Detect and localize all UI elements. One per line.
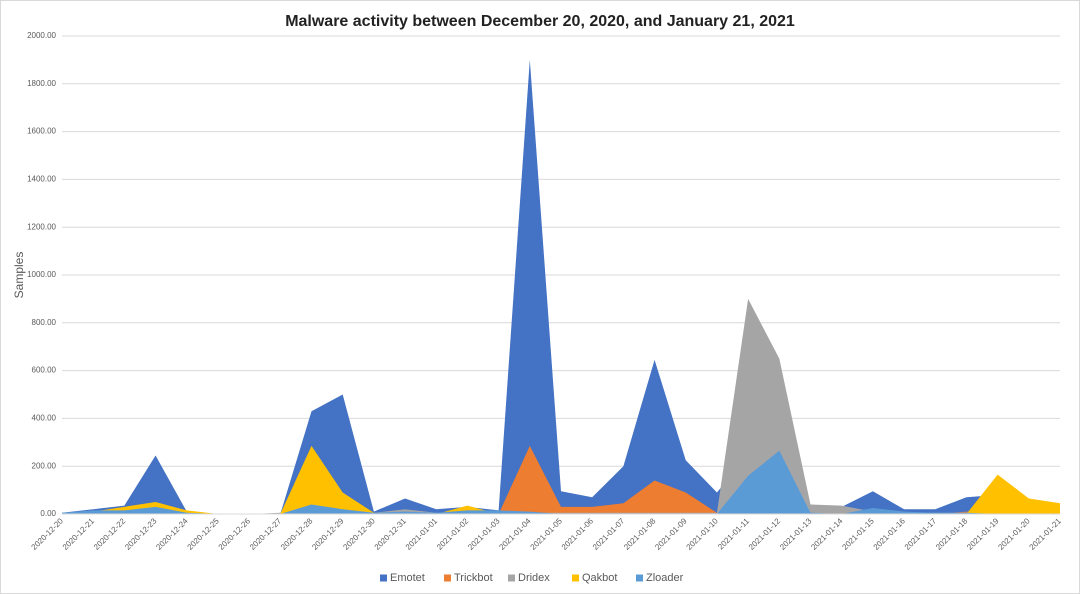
y-tick-label: 1800.00 [27, 79, 56, 88]
y-tick-label: 1000.00 [27, 270, 56, 279]
legend-label: Qakbot [582, 572, 617, 584]
legend-label: Dridex [518, 572, 550, 584]
y-tick-label: 1400.00 [27, 175, 56, 184]
y-tick-label: 800.00 [32, 318, 57, 327]
y-tick-label: 2000.00 [27, 31, 56, 40]
y-tick-label: 0.00 [40, 509, 56, 518]
legend-swatch [508, 574, 515, 582]
y-tick-label: 1200.00 [27, 222, 56, 231]
legend-label: Emotet [390, 572, 425, 584]
legend-swatch [572, 574, 579, 582]
y-tick-label: 400.00 [32, 414, 57, 423]
y-tick-label: 200.00 [32, 461, 57, 470]
legend-swatch [380, 574, 387, 582]
chart-title: Malware activity between December 20, 20… [285, 13, 795, 30]
area [62, 445, 1060, 514]
legend-label: Trickbot [454, 572, 493, 584]
area [62, 59, 1060, 515]
legend-swatch [444, 574, 451, 582]
y-axis-label: Samples [12, 252, 26, 299]
legend-swatch [636, 574, 643, 582]
y-tick-label: 1600.00 [27, 127, 56, 136]
y-tick-label: 600.00 [32, 366, 57, 375]
legend-label: Zloader [646, 572, 684, 584]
────────────────────
Put each line of the listing above into a Markdown table with the columns No. and Line, leaving out blank lines and the pictures.

EXERCISE SOLUTION
| No. | Line |
|---|---|
| 1 | Detect and localize all UI elements. One per line. |
| 2 | y-tick-label: 1800.00 [27, 79, 56, 88] |
| 3 | y-tick-label: 1000.00 [27, 270, 56, 279] |
| 4 | legend-label: Qakbot [582, 572, 617, 584] |
| 5 | legend-label: Dridex [518, 572, 550, 584] |
| 6 | y-tick-label: 1400.00 [27, 175, 56, 184] |
| 7 | y-tick-label: 800.00 [32, 318, 57, 327] |
| 8 | y-tick-label: 2000.00 [27, 31, 56, 40] |
| 9 | y-tick-label: 0.00 [40, 509, 56, 518] |
| 10 | legend-swatch [508, 574, 515, 582] |
| 11 | y-tick-label: 1200.00 [27, 222, 56, 231] |
| 12 | legend-label: Emotet [390, 572, 425, 584] |
| 13 | legend-swatch [572, 574, 579, 582] |
| 14 | y-tick-label: 400.00 [32, 414, 57, 423] |
| 15 | y-tick-label: 200.00 [32, 461, 57, 470] |
| 16 | legend-swatch [380, 574, 387, 582] |
| 17 | chart-title: Malware activity between December 20, 20… [285, 13, 795, 30] |
| 18 | area [62, 445, 1060, 514] |
| 19 | legend-label: Trickbot [454, 572, 493, 584] |
| 20 | area [62, 59, 1060, 515] |
| 21 | legend-swatch [444, 574, 451, 582] |
| 22 | y-axis-label: Samples [12, 252, 26, 299] |
| 23 | legend-swatch [636, 574, 643, 582] |
| 24 | y-tick-label: 1600.00 [27, 127, 56, 136] |
| 25 | y-tick-label: 600.00 [32, 366, 57, 375] |
| 26 | legend-label: Zloader [646, 572, 684, 584] |